CHALLENGE | The listing below is to be output in its exact form.

Collected data |
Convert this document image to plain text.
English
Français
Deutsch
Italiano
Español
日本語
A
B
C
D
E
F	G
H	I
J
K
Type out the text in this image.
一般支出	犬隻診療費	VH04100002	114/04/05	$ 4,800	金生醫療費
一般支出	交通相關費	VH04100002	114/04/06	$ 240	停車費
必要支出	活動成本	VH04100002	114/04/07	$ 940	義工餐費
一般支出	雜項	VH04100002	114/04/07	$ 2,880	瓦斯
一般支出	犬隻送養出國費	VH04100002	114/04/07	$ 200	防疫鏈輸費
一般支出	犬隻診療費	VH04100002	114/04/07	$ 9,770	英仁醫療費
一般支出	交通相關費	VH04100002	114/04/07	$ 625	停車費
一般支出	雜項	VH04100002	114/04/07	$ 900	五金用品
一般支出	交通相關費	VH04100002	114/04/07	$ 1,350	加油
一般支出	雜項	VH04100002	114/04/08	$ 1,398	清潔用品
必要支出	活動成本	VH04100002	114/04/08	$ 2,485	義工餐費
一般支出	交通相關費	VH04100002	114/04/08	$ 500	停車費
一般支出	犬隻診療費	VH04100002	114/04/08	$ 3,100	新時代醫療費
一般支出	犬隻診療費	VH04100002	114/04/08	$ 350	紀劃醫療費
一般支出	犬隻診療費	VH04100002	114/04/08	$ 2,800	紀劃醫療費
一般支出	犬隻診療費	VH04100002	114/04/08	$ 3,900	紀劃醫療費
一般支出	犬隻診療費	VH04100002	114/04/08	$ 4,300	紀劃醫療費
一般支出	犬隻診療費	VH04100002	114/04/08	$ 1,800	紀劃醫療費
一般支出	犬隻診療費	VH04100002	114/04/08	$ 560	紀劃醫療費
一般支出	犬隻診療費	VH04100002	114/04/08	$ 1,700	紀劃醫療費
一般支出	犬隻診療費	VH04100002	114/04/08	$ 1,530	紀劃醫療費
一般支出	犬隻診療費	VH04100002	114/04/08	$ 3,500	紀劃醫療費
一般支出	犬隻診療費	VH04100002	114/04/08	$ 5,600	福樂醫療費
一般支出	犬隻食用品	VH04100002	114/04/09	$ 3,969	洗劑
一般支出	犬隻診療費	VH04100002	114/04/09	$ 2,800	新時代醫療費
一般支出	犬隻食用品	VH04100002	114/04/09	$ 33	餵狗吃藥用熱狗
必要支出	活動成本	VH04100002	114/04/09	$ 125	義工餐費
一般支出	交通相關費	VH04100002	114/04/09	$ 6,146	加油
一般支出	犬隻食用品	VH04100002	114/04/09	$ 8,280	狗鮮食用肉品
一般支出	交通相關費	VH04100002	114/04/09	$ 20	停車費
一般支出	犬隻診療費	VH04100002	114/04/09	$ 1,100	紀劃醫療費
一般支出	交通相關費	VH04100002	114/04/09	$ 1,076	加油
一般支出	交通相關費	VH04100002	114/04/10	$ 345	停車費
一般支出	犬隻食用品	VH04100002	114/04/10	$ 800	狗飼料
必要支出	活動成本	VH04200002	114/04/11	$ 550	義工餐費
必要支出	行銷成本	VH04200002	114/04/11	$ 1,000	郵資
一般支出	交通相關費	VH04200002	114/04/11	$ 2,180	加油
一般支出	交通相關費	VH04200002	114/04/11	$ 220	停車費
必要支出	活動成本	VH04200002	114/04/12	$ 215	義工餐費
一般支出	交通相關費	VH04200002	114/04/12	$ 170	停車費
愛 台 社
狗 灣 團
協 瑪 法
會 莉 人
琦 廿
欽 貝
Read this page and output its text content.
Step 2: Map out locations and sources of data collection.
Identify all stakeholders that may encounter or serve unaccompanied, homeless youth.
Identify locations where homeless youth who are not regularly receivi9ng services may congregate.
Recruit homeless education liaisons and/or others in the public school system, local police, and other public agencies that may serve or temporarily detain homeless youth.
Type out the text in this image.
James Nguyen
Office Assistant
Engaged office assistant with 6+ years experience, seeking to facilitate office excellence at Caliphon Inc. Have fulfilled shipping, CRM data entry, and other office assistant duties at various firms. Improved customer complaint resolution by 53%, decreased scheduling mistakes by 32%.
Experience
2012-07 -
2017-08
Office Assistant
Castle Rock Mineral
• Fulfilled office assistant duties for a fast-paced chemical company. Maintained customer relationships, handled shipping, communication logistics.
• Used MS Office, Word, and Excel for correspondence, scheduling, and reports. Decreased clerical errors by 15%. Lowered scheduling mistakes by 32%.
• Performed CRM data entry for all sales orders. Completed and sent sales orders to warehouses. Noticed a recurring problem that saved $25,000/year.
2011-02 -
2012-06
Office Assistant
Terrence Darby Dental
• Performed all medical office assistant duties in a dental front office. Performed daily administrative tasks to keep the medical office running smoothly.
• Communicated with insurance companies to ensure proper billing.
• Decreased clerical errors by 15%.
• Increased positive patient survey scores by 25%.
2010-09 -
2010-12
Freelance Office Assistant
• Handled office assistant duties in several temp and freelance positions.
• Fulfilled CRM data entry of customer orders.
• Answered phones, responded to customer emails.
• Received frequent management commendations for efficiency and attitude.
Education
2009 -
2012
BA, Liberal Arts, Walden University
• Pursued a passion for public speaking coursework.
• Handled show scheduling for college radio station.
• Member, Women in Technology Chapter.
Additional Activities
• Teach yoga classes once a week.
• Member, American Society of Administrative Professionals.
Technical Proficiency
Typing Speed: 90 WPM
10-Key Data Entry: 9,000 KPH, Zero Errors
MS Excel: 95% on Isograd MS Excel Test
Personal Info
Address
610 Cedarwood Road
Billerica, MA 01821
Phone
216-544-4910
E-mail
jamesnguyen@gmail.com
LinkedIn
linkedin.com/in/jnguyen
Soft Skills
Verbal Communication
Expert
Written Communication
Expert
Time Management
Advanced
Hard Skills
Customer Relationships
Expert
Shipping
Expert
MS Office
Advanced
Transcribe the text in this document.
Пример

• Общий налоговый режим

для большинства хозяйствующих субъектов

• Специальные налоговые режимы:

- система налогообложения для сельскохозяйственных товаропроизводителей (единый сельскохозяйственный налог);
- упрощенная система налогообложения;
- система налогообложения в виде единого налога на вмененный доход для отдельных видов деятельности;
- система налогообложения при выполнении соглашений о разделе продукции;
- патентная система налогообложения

FULL ANSWER |
Convert this document image to plain text.
English
Français
Deutsch
Italiano
Español
日本語
A
B
C
D
E
F	G
H	I
J
K
Type out the text in this image.
一般支出	犬隻診療費	VH04100002	114/04/05	$ 4,800	金生醫療費
一般支出	交通相關費	VH04100002	114/04/06	$ 240	停車費
必要支出	活動成本	VH04100002	114/04/07	$ 940	義工餐費
一般支出	雜項	VH04100002	114/04/07	$ 2,880	瓦斯
一般支出	犬隻送養出國費	VH04100002	114/04/07	$ 200	防疫鏈輸費
一般支出	犬隻診療費	VH04100002	114/04/07	$ 9,770	英仁醫療費
一般支出	交通相關費	VH04100002	114/04/07	$ 625	停車費
一般支出	雜項	VH04100002	114/04/07	$ 900	五金用品
一般支出	交通相關費	VH04100002	114/04/07	$ 1,350	加油
一般支出	雜項	VH04100002	114/04/08	$ 1,398	清潔用品
必要支出	活動成本	VH04100002	114/04/08	$ 2,485	義工餐費
一般支出	交通相關費	VH04100002	114/04/08	$ 500	停車費
一般支出	犬隻診療費	VH04100002	114/04/08	$ 3,100	新時代醫療費
一般支出	犬隻診療費	VH04100002	114/04/08	$ 350	紀劃醫療費
一般支出	犬隻診療費	VH04100002	114/04/08	$ 2,800	紀劃醫療費
一般支出	犬隻診療費	VH04100002	114/04/08	$ 3,900	紀劃醫療費
一般支出	犬隻診療費	VH04100002	114/04/08	$ 4,300	紀劃醫療費
一般支出	犬隻診療費	VH04100002	114/04/08	$ 1,800	紀劃醫療費
一般支出	犬隻診療費	VH04100002	114/04/08	$ 560	紀劃醫療費
一般支出	犬隻診療費	VH04100002	114/04/08	$ 1,700	紀劃醫療費
一般支出	犬隻診療費	VH04100002	114/04/08	$ 1,530	紀劃醫療費
一般支出	犬隻診療費	VH04100002	114/04/08	$ 3,500	紀劃醫療費
一般支出	犬隻診療費	VH04100002	114/04/08	$ 5,600	福樂醫療費
一般支出	犬隻食用品	VH04100002	114/04/09	$ 3,969	洗劑
一般支出	犬隻診療費	VH04100002	114/04/09	$ 2,800	新時代醫療費
一般支出	犬隻食用品	VH04100002	114/04/09	$ 33	餵狗吃藥用熱狗
必要支出	活動成本	VH04100002	114/04/09	$ 125	義工餐費
一般支出	交通相關費	VH04100002	114/04/09	$ 6,146	加油
一般支出	犬隻食用品	VH04100002	114/04/09	$ 8,280	狗鮮食用肉品
一般支出	交通相關費	VH04100002	114/04/09	$ 20	停車費
一般支出	犬隻診療費	VH04100002	114/04/09	$ 1,100	紀劃醫療費
一般支出	交通相關費	VH04100002	114/04/09	$ 1,076	加油
一般支出	交通相關費	VH04100002	114/04/10	$ 345	停車費
一般支出	犬隻食用品	VH04100002	114/04/10	$ 800	狗飼料
必要支出	活動成本	VH04200002	114/04/11	$ 550	義工餐費
必要支出	行銷成本	VH04200002	114/04/11	$ 1,000	郵資
一般支出	交通相關費	VH04200002	114/04/11	$ 2,180	加油
一般支出	交通相關費	VH04200002	114/04/11	$ 220	停車費
必要支出	活動成本	VH04200002	114/04/12	$ 215	義工餐費
一般支出	交通相關費	VH04200002	114/04/12	$ 170	停車費
愛 台 社
狗 灣 團
協 瑪 法
會 莉 人
琦 廿
欽 貝
Read this page and output its text content.
Step 2: Map out locations and sources of data collection.
Identify all stakeholders that may encounter or serve unaccompanied, homeless youth.
Identify locations where homeless youth who are not regularly receivi9ng services may congregate.
Recruit homeless education liaisons and/or others in the public school system, local police, and other public agencies that may serve or temporarily detain homeless youth.
Type out the text in this image.
James Nguyen
Office Assistant
Engaged office assistant with 6+ years experience, seeking to facilitate office excellence at Caliphon Inc. Have fulfilled shipping, CRM data entry, and other office assistant duties at various firms. Improved customer complaint resolution by 53%, decreased scheduling mistakes by 32%.
Experience
2012-07 -
2017-08
Office Assistant
Castle Rock Mineral
• Fulfilled office assistant duties for a fast-paced chemical company. Maintained customer relationships, handled shipping, communication logistics.
• Used MS Office, Word, and Excel for correspondence, scheduling, and reports. Decreased clerical errors by 15%. Lowered scheduling mistakes by 32%.
• Performed CRM data entry for all sales orders. Completed and sent sales orders to warehouses. Noticed a recurring problem that saved $25,000/year.
2011-02 -
2012-06
Office Assistant
Terrence Darby Dental
• Performed all medical office assistant duties in a dental front office. Performed daily administrative tasks to keep the medical office running smoothly.
• Communicated with insurance companies to ensure proper billing.
• Decreased clerical errors by 15%.
• Increased positive patient survey scores by 25%.
2010-09 -
2010-12
Freelance Office Assistant
• Handled office assistant duties in several temp and freelance positions.
• Fulfilled CRM data entry of customer orders.
• Answered phones, responded to customer emails.
• Received frequent management commendations for efficiency and attitude.
Education
2009 -
2012
BA, Liberal Arts, Walden University
• Pursued a passion for public speaking coursework.
• Handled show scheduling for college radio station.
• Member, Women in Technology Chapter.
Additional Activities
• Teach yoga classes once a week.
• Member, American Society of Administrative Professionals.
Technical Proficiency
Typing Speed: 90 WPM
10-Key Data Entry: 9,000 KPH, Zero Errors
MS Excel: 95% on Isograd MS Excel Test
Personal Info
Address
610 Cedarwood Road
Billerica, MA 01821
Phone
216-544-4910
E-mail
jamesnguyen@gmail.com
LinkedIn
linkedin.com/in/jnguyen
Soft Skills
Verbal Communication
Expert
Written Communication
Expert
Time Management
Advanced
Hard Skills
Customer Relationships
Expert
Shipping
Expert
MS Office
Advanced
Transcribe the text in this document.
Пример

• Общий налоговый режим

для большинства хозяйствующих субъектов

• Специальные налоговые режимы:

- система налогообложения для сельскохозяйственных товаропроизводителей (единый сельскохозяйственный налог);
- упрощенная система налогообложения;
- система налогообложения в виде единого налога на вмененный доход для отдельных видов деятельности;
- система налогообложения при выполнении соглашений о разделе продукции;
- патентная система налогообложения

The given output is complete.